* Given problem *
Search the material below for the word "this" and copy every line in which it occurs.
+++ Data entries +++
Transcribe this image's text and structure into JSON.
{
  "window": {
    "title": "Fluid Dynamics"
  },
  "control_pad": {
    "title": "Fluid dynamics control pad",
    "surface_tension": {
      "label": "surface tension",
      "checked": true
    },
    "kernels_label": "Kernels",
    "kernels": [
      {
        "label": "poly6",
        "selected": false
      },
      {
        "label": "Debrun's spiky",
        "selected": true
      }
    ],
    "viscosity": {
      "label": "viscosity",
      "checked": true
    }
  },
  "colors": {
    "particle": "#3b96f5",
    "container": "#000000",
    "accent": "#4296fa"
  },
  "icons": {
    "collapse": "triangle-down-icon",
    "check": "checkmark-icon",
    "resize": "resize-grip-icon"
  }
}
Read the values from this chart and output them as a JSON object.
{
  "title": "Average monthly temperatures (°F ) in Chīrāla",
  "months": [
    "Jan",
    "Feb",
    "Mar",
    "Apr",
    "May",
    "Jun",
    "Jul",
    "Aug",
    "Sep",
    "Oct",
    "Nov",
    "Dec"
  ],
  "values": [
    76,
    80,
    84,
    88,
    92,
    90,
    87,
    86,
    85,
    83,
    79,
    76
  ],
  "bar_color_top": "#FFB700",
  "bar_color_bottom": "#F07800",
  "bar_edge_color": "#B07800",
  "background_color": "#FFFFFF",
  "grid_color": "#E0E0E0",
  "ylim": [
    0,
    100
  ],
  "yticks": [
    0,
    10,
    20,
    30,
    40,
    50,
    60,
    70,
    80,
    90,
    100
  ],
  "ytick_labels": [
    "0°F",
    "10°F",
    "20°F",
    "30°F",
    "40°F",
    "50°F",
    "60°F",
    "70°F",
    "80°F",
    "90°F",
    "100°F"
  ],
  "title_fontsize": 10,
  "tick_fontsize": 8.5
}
+++
* Expected answer *
Transcribe this image's text and structure into JSON.
Read the values from this chart and output them as a JSON object.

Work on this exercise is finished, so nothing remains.